++++ Records supplied

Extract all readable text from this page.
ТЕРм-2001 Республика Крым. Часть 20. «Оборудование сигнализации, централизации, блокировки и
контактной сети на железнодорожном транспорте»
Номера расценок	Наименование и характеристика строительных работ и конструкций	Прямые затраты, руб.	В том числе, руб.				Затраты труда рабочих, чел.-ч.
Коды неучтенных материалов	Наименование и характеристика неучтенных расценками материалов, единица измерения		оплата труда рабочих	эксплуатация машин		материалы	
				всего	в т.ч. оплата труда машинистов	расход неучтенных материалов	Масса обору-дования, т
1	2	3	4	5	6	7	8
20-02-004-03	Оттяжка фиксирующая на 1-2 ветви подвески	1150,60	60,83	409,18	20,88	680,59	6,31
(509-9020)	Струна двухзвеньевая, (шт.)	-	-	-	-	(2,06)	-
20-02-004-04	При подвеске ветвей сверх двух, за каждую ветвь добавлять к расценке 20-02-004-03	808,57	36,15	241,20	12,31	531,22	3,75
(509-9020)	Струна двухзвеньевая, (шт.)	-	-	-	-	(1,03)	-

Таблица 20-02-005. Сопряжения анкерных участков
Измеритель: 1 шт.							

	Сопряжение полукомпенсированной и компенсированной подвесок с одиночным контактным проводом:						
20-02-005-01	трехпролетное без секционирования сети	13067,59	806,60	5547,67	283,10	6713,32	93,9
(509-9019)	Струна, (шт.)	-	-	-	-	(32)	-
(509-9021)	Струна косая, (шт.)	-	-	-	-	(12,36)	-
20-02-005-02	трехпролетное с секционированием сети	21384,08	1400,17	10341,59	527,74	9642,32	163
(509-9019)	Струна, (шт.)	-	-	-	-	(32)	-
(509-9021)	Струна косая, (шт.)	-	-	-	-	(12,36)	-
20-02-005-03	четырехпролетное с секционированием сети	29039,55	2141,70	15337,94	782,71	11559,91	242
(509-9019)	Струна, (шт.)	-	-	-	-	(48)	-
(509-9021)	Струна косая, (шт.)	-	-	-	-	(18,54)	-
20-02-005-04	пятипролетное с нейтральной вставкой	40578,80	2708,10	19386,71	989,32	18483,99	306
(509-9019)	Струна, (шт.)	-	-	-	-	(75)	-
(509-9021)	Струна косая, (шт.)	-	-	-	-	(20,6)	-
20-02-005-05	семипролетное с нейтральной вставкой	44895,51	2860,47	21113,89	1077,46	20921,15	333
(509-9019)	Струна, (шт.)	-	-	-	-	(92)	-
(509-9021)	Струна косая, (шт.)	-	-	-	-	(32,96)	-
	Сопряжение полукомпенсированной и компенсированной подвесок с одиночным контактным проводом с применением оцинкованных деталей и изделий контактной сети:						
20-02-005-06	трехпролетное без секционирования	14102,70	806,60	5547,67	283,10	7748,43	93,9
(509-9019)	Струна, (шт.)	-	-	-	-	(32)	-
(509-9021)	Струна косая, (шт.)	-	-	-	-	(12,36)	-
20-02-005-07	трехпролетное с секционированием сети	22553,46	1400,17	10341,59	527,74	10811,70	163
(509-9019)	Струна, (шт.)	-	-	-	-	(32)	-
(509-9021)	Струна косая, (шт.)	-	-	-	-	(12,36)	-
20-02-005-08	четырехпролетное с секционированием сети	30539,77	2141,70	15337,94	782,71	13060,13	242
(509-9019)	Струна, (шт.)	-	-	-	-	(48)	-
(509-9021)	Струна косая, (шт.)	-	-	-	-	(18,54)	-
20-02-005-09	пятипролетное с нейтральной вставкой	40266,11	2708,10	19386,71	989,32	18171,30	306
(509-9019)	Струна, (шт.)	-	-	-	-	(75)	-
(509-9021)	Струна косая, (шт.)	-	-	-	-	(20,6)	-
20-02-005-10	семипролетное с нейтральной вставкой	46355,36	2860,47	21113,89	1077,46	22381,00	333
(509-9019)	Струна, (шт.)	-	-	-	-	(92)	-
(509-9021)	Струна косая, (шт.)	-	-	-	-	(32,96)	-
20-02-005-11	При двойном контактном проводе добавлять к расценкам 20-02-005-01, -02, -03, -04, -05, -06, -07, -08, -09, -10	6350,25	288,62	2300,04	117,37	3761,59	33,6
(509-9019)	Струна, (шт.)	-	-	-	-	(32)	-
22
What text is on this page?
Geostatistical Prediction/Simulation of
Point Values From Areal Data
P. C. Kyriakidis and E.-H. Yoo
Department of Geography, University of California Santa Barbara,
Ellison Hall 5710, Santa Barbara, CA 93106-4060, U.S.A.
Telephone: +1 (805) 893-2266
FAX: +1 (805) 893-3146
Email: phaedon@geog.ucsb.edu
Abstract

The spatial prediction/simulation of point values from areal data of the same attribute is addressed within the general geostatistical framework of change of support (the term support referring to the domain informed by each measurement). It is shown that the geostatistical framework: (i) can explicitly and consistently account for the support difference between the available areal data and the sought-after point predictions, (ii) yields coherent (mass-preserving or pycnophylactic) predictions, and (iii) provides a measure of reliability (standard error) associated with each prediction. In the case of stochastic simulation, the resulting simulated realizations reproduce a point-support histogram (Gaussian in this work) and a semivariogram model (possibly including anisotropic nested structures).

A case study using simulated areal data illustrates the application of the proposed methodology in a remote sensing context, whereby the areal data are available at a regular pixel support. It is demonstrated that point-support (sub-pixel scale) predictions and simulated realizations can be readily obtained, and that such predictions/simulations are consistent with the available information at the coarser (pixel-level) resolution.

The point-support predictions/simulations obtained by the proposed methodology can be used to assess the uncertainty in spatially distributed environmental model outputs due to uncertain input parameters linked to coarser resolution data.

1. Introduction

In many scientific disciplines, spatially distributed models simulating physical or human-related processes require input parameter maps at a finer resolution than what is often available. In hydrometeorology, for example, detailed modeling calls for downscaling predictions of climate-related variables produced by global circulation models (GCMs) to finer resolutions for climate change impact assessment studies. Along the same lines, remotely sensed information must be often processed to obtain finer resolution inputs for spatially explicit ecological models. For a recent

++++++++

**Directions**
Extract all lines as given.

**Task result**
Extract all readable text from this page.
ТЕРм-2001 Республика Крым. Часть 20. «Оборудование сигнализации, централизации, блокировки и
контактной сети на железнодорожном транспорте»
Номера расценок	Наименование и характеристика строительных работ и конструкций	Прямые затраты, руб.	В том числе, руб.				Затраты труда рабочих, чел.-ч.
Коды неучтенных материалов	Наименование и характеристика неучтенных расценками материалов, единица измерения		оплата труда рабочих	эксплуатация машин		материалы	
				всего	в т.ч. оплата труда машинистов	расход неучтенных материалов	Масса обору-дования, т
1	2	3	4	5	6	7	8
20-02-004-03	Оттяжка фиксирующая на 1-2 ветви подвески	1150,60	60,83	409,18	20,88	680,59	6,31
(509-9020)	Струна двухзвеньевая, (шт.)	-	-	-	-	(2,06)	-
20-02-004-04	При подвеске ветвей сверх двух, за каждую ветвь добавлять к расценке 20-02-004-03	808,57	36,15	241,20	12,31	531,22	3,75
(509-9020)	Струна двухзвеньевая, (шт.)	-	-	-	-	(1,03)	-

Таблица 20-02-005. Сопряжения анкерных участков
Измеритель: 1 шт.							

	Сопряжение полукомпенсированной и компенсированной подвесок с одиночным контактным проводом:						
20-02-005-01	трехпролетное без секционирования сети	13067,59	806,60	5547,67	283,10	6713,32	93,9
(509-9019)	Струна, (шт.)	-	-	-	-	(32)	-
(509-9021)	Струна косая, (шт.)	-	-	-	-	(12,36)	-
20-02-005-02	трехпролетное с секционированием сети	21384,08	1400,17	10341,59	527,74	9642,32	163
(509-9019)	Струна, (шт.)	-	-	-	-	(32)	-
(509-9021)	Струна косая, (шт.)	-	-	-	-	(12,36)	-
20-02-005-03	четырехпролетное с секционированием сети	29039,55	2141,70	15337,94	782,71	11559,91	242
(509-9019)	Струна, (шт.)	-	-	-	-	(48)	-
(509-9021)	Струна косая, (шт.)	-	-	-	-	(18,54)	-
20-02-005-04	пятипролетное с нейтральной вставкой	40578,80	2708,10	19386,71	989,32	18483,99	306
(509-9019)	Струна, (шт.)	-	-	-	-	(75)	-
(509-9021)	Струна косая, (шт.)	-	-	-	-	(20,6)	-
20-02-005-05	семипролетное с нейтральной вставкой	44895,51	2860,47	21113,89	1077,46	20921,15	333
(509-9019)	Струна, (шт.)	-	-	-	-	(92)	-
(509-9021)	Струна косая, (шт.)	-	-	-	-	(32,96)	-
	Сопряжение полукомпенсированной и компенсированной подвесок с одиночным контактным проводом с применением оцинкованных деталей и изделий контактной сети:						
20-02-005-06	трехпролетное без секционирования	14102,70	806,60	5547,67	283,10	7748,43	93,9
(509-9019)	Струна, (шт.)	-	-	-	-	(32)	-
(509-9021)	Струна косая, (шт.)	-	-	-	-	(12,36)	-
20-02-005-07	трехпролетное с секционированием сети	22553,46	1400,17	10341,59	527,74	10811,70	163
(509-9019)	Струна, (шт.)	-	-	-	-	(32)	-
(509-9021)	Струна косая, (шт.)	-	-	-	-	(12,36)	-
20-02-005-08	четырехпролетное с секционированием сети	30539,77	2141,70	15337,94	782,71	13060,13	242
(509-9019)	Струна, (шт.)	-	-	-	-	(48)	-
(509-9021)	Струна косая, (шт.)	-	-	-	-	(18,54)	-
20-02-005-09	пятипролетное с нейтральной вставкой	40266,11	2708,10	19386,71	989,32	18171,30	306
(509-9019)	Струна, (шт.)	-	-	-	-	(75)	-
(509-9021)	Струна косая, (шт.)	-	-	-	-	(20,6)	-
20-02-005-10	семипролетное с нейтральной вставкой	46355,36	2860,47	21113,89	1077,46	22381,00	333
(509-9019)	Струна, (шт.)	-	-	-	-	(92)	-
(509-9021)	Струна косая, (шт.)	-	-	-	-	(32,96)	-
20-02-005-11	При двойном контактном проводе добавлять к расценкам 20-02-005-01, -02, -03, -04, -05, -06, -07, -08, -09, -10	6350,25	288,62	2300,04	117,37	3761,59	33,6
(509-9019)	Струна, (шт.)	-	-	-	-	(32)	-
22
What text is on this page?
Geostatistical Prediction/Simulation of
Point Values From Areal Data
P. C. Kyriakidis and E.-H. Yoo
Department of Geography, University of California Santa Barbara,
Ellison Hall 5710, Santa Barbara, CA 93106-4060, U.S.A.
Telephone: +1 (805) 893-2266
FAX: +1 (805) 893-3146
Email: phaedon@geog.ucsb.edu
Abstract

The spatial prediction/simulation of point values from areal data of the same attribute is addressed within the general geostatistical framework of change of support (the term support referring to the domain informed by each measurement). It is shown that the geostatistical framework: (i) can explicitly and consistently account for the support difference between the available areal data and the sought-after point predictions, (ii) yields coherent (mass-preserving or pycnophylactic) predictions, and (iii) provides a measure of reliability (standard error) associated with each prediction. In the case of stochastic simulation, the resulting simulated realizations reproduce a point-support histogram (Gaussian in this work) and a semivariogram model (possibly including anisotropic nested structures).

A case study using simulated areal data illustrates the application of the proposed methodology in a remote sensing context, whereby the areal data are available at a regular pixel support. It is demonstrated that point-support (sub-pixel scale) predictions and simulated realizations can be readily obtained, and that such predictions/simulations are consistent with the available information at the coarser (pixel-level) resolution.

The point-support predictions/simulations obtained by the proposed methodology can be used to assess the uncertainty in spatially distributed environmental model outputs due to uncertain input parameters linked to coarser resolution data.

1. Introduction

In many scientific disciplines, spatially distributed models simulating physical or human-related processes require input parameter maps at a finer resolution than what is often available. In hydrometeorology, for example, detailed modeling calls for downscaling predictions of climate-related variables produced by global circulation models (GCMs) to finer resolutions for climate change impact assessment studies. Along the same lines, remotely sensed information must be often processed to obtain finer resolution inputs for spatially explicit ecological models. For a recent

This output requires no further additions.